_Data listing_
┄┄┄┄┄┄

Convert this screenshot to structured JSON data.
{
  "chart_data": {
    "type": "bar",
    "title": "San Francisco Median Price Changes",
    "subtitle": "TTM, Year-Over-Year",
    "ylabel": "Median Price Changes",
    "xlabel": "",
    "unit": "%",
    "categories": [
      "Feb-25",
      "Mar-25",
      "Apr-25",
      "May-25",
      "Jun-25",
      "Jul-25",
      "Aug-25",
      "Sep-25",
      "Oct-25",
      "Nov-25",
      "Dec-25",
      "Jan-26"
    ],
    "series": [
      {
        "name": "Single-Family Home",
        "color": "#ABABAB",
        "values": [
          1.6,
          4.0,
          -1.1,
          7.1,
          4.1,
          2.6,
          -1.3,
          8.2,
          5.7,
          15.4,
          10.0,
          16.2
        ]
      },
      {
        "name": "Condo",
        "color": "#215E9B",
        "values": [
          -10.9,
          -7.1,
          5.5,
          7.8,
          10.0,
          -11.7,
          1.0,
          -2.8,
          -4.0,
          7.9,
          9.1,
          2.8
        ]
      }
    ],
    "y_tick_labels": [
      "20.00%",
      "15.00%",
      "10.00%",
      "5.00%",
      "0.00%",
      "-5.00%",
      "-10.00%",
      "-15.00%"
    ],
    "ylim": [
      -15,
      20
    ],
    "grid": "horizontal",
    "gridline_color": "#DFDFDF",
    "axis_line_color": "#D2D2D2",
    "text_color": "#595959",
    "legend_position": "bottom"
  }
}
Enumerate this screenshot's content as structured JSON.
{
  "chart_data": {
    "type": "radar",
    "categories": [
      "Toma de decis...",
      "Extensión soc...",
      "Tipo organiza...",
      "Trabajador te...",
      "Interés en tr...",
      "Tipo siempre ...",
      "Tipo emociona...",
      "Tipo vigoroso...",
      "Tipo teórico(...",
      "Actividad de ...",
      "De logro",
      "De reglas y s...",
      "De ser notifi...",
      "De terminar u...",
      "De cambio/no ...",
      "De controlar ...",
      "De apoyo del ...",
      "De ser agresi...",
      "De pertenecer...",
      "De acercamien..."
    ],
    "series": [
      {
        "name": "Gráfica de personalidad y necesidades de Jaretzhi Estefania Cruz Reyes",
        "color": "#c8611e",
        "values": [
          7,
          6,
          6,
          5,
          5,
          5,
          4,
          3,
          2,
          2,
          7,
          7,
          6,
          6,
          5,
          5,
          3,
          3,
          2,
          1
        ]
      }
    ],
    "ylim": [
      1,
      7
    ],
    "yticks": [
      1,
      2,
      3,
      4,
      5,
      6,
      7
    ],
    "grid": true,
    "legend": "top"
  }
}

┄┄┄┄┄┄

_Goal_
Write the data back out verbatim.

_Solution to this problem_
Convert this screenshot to structured JSON data.
{
  "chart_data": {
    "type": "bar",
    "title": "San Francisco Median Price Changes",
    "subtitle": "TTM, Year-Over-Year",
    "ylabel": "Median Price Changes",
    "xlabel": "",
    "unit": "%",
    "categories": [
      "Feb-25",
      "Mar-25",
      "Apr-25",
      "May-25",
      "Jun-25",
      "Jul-25",
      "Aug-25",
      "Sep-25",
      "Oct-25",
      "Nov-25",
      "Dec-25",
      "Jan-26"
    ],
    "series": [
      {
        "name": "Single-Family Home",
        "color": "#ABABAB",
        "values": [
          1.6,
          4.0,
          -1.1,
          7.1,
          4.1,
          2.6,
          -1.3,
          8.2,
          5.7,
          15.4,
          10.0,
          16.2
        ]
      },
      {
        "name": "Condo",
        "color": "#215E9B",
        "values": [
          -10.9,
          -7.1,
          5.5,
          7.8,
          10.0,
          -11.7,
          1.0,
          -2.8,
          -4.0,
          7.9,
          9.1,
          2.8
        ]
      }
    ],
    "y_tick_labels": [
      "20.00%",
      "15.00%",
      "10.00%",
      "5.00%",
      "0.00%",
      "-5.00%",
      "-10.00%",
      "-15.00%"
    ],
    "ylim": [
      -15,
      20
    ],
    "grid": "horizontal",
    "gridline_color": "#DFDFDF",
    "axis_line_color": "#D2D2D2",
    "text_color": "#595959",
    "legend_position": "bottom"
  }
}
Enumerate this screenshot's content as structured JSON.
{
  "chart_data": {
    "type": "radar",
    "categories": [
      "Toma de decis...",
      "Extensión soc...",
      "Tipo organiza...",
      "Trabajador te...",
      "Interés en tr...",
      "Tipo siempre ...",
      "Tipo emociona...",
      "Tipo vigoroso...",
      "Tipo teórico(...",
      "Actividad de ...",
      "De logro",
      "De reglas y s...",
      "De ser notifi...",
      "De terminar u...",
      "De cambio/no ...",
      "De controlar ...",
      "De apoyo del ...",
      "De ser agresi...",
      "De pertenecer...",
      "De acercamien..."
    ],
    "series": [
      {
        "name": "Gráfica de personalidad y necesidades de Jaretzhi Estefania Cruz Reyes",
        "color": "#c8611e",
        "values": [
          7,
          6,
          6,
          5,
          5,
          5,
          4,
          3,
          2,
          2,
          7,
          7,
          6,
          6,
          5,
          5,
          3,
          3,
          2,
          1
        ]
      }
    ],
    "ylim": [
      1,
      7
    ],
    "yticks": [
      1,
      2,
      3,
      4,
      5,
      6,
      7
    ],
    "grid": true,
    "legend": "top"
  }
}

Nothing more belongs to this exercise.